> _WHAT YOU WILL DO_
Please write out the material below exactly as given.

> _SUPPLIED DATA_
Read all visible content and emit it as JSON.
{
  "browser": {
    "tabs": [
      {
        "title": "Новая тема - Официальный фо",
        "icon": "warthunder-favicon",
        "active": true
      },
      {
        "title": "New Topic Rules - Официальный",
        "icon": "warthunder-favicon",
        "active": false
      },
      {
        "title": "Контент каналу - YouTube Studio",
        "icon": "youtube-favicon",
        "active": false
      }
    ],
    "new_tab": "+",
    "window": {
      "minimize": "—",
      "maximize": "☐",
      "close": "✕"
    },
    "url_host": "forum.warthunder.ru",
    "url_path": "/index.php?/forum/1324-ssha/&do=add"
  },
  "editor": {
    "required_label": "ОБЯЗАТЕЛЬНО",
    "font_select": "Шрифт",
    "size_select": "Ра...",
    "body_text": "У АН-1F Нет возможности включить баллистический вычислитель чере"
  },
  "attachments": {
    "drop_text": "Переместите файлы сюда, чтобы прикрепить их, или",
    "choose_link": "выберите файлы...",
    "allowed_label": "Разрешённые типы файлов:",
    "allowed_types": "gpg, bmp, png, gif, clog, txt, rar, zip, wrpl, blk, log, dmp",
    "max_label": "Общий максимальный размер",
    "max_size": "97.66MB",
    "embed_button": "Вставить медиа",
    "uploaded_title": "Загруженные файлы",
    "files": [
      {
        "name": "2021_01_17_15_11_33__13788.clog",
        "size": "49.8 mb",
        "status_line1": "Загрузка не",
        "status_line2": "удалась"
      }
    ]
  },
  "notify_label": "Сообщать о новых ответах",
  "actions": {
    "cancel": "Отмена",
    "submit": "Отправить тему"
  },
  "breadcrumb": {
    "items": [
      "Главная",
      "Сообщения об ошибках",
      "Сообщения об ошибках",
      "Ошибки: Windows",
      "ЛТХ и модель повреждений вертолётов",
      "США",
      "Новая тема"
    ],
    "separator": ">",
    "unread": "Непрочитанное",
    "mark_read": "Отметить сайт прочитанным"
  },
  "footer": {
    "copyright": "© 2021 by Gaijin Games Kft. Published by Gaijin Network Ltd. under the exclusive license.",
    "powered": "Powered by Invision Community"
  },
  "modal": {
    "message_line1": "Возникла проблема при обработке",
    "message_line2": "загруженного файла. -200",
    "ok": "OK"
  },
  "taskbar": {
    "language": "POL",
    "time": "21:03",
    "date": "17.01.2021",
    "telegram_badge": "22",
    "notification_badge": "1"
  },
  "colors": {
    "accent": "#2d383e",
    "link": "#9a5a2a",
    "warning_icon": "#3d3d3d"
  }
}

> _WORKED ANSWER_
Read all visible content and emit it as JSON.
{
  "browser": {
    "tabs": [
      {
        "title": "Новая тема - Официальный фо",
        "icon": "warthunder-favicon",
        "active": true
      },
      {
        "title": "New Topic Rules - Официальный",
        "icon": "warthunder-favicon",
        "active": false
      },
      {
        "title": "Контент каналу - YouTube Studio",
        "icon": "youtube-favicon",
        "active": false
      }
    ],
    "new_tab": "+",
    "window": {
      "minimize": "—",
      "maximize": "☐",
      "close": "✕"
    },
    "url_host": "forum.warthunder.ru",
    "url_path": "/index.php?/forum/1324-ssha/&do=add"
  },
  "editor": {
    "required_label": "ОБЯЗАТЕЛЬНО",
    "font_select": "Шрифт",
    "size_select": "Ра...",
    "body_text": "У АН-1F Нет возможности включить баллистический вычислитель чере"
  },
  "attachments": {
    "drop_text": "Переместите файлы сюда, чтобы прикрепить их, или",
    "choose_link": "выберите файлы...",
    "allowed_label": "Разрешённые типы файлов:",
    "allowed_types": "gpg, bmp, png, gif, clog, txt, rar, zip, wrpl, blk, log, dmp",
    "max_label": "Общий максимальный размер",
    "max_size": "97.66MB",
    "embed_button": "Вставить медиа",
    "uploaded_title": "Загруженные файлы",
    "files": [
      {
        "name": "2021_01_17_15_11_33__13788.clog",
        "size": "49.8 mb",
        "status_line1": "Загрузка не",
        "status_line2": "удалась"
      }
    ]
  },
  "notify_label": "Сообщать о новых ответах",
  "actions": {
    "cancel": "Отмена",
    "submit": "Отправить тему"
  },
  "breadcrumb": {
    "items": [
      "Главная",
      "Сообщения об ошибках",
      "Сообщения об ошибках",
      "Ошибки: Windows",
      "ЛТХ и модель повреждений вертолётов",
      "США",
      "Новая тема"
    ],
    "separator": ">",
    "unread": "Непрочитанное",
    "mark_read": "Отметить сайт прочитанным"
  },
  "footer": {
    "copyright": "© 2021 by Gaijin Games Kft. Published by Gaijin Network Ltd. under the exclusive license.",
    "powered": "Powered by Invision Community"
  },
  "modal": {
    "message_line1": "Возникла проблема при обработке",
    "message_line2": "загруженного файла. -200",
    "ok": "OK"
  },
  "taskbar": {
    "language": "POL",
    "time": "21:03",
    "date": "17.01.2021",
    "telegram_badge": "22",
    "notification_badge": "1"
  },
  "colors": {
    "accent": "#2d383e",
    "link": "#9a5a2a",
    "warning_icon": "#3d3d3d"
  }
}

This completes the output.